• YOUR TASK
Can you write out all the lines word for word, with no pictures?

--

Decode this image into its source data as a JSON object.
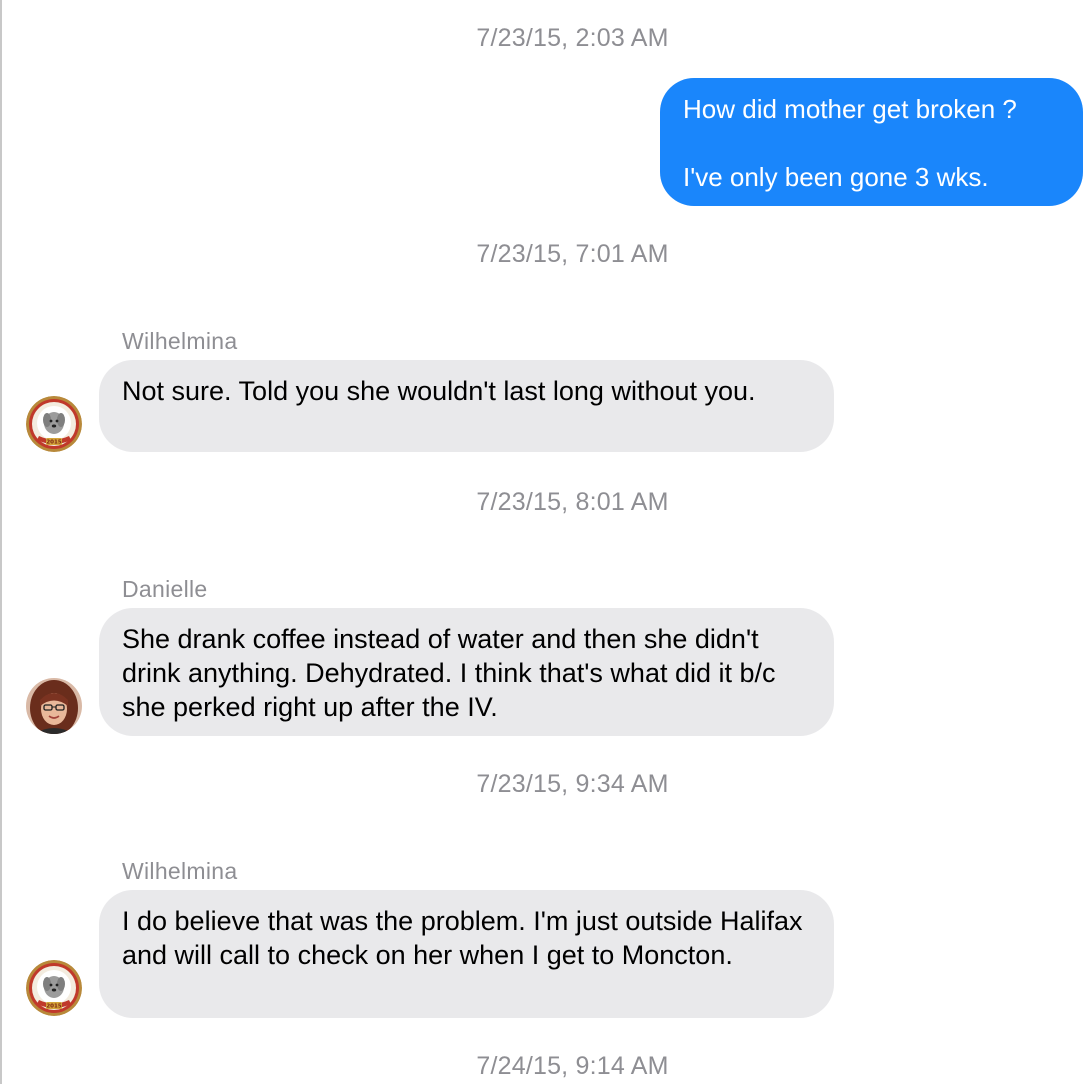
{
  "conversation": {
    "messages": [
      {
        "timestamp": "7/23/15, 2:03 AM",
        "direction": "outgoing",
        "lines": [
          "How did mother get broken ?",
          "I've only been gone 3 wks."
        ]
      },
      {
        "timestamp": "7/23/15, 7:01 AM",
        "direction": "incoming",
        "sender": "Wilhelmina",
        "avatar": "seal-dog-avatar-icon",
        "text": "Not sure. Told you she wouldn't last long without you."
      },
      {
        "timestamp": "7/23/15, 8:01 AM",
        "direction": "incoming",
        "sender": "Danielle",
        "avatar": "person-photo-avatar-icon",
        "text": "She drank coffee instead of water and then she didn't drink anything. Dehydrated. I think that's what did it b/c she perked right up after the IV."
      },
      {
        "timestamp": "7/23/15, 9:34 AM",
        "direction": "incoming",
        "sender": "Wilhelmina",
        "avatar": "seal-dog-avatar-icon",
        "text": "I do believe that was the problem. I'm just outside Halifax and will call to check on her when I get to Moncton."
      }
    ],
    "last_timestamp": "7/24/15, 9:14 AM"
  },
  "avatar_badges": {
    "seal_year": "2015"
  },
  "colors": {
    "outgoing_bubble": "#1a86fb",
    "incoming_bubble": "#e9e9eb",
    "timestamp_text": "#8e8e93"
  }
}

--

• SOLUTION FOR THIS TASK
Decode this image into its source data as a JSON object.
{
  "conversation": {
    "messages": [
      {
        "timestamp": "7/23/15, 2:03 AM",
        "direction": "outgoing",
        "lines": [
          "How did mother get broken ?",
          "I've only been gone 3 wks."
        ]
      },
      {
        "timestamp": "7/23/15, 7:01 AM",
        "direction": "incoming",
        "sender": "Wilhelmina",
        "avatar": "seal-dog-avatar-icon",
        "text": "Not sure. Told you she wouldn't last long without you."
      },
      {
        "timestamp": "7/23/15, 8:01 AM",
        "direction": "incoming",
        "sender": "Danielle",
        "avatar": "person-photo-avatar-icon",
        "text": "She drank coffee instead of water and then she didn't drink anything. Dehydrated. I think that's what did it b/c she perked right up after the IV."
      },
      {
        "timestamp": "7/23/15, 9:34 AM",
        "direction": "incoming",
        "sender": "Wilhelmina",
        "avatar": "seal-dog-avatar-icon",
        "text": "I do believe that was the problem. I'm just outside Halifax and will call to check on her when I get to Moncton."
      }
    ],
    "last_timestamp": "7/24/15, 9:14 AM"
  },
  "avatar_badges": {
    "seal_year": "2015"
  },
  "colors": {
    "outgoing_bubble": "#1a86fb",
    "incoming_bubble": "#e9e9eb",
    "timestamp_text": "#8e8e93"
  }
}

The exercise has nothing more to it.